- [Short task]: Extract every line below, verbatim.

- [Source material]:

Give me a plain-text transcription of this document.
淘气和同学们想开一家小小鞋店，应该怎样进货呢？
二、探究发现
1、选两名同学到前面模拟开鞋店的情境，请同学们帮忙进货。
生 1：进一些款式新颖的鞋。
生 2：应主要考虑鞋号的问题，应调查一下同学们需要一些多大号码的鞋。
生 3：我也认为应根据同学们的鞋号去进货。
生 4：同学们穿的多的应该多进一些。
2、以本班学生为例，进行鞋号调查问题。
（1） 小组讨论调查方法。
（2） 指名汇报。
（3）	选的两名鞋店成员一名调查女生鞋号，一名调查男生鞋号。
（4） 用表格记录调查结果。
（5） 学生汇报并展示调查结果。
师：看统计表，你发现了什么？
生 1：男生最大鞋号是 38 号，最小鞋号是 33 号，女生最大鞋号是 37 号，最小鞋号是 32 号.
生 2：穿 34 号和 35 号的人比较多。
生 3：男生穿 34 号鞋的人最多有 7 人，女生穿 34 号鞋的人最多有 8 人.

- [Right answer]:
Give me a plain-text transcription of this document.
淘气和同学们想开一家小小鞋店，应该怎样进货呢？
二、探究发现
1、选两名同学到前面模拟开鞋店的情境，请同学们帮忙进货。
生 1：进一些款式新颖的鞋。
生 2：应主要考虑鞋号的问题，应调查一下同学们需要一些多大号码的鞋。
生 3：我也认为应根据同学们的鞋号去进货。
生 4：同学们穿的多的应该多进一些。
2、以本班学生为例，进行鞋号调查问题。
（1） 小组讨论调查方法。
（2） 指名汇报。
（3）	选的两名鞋店成员一名调查女生鞋号，一名调查男生鞋号。
（4） 用表格记录调查结果。
（5） 学生汇报并展示调查结果。
师：看统计表，你发现了什么？
生 1：男生最大鞋号是 38 号，最小鞋号是 33 号，女生最大鞋号是 37 号，最小鞋号是 32 号.
生 2：穿 34 号和 35 号的人比较多。
生 3：男生穿 34 号鞋的人最多有 7 人，女生穿 34 号鞋的人最多有 8 人.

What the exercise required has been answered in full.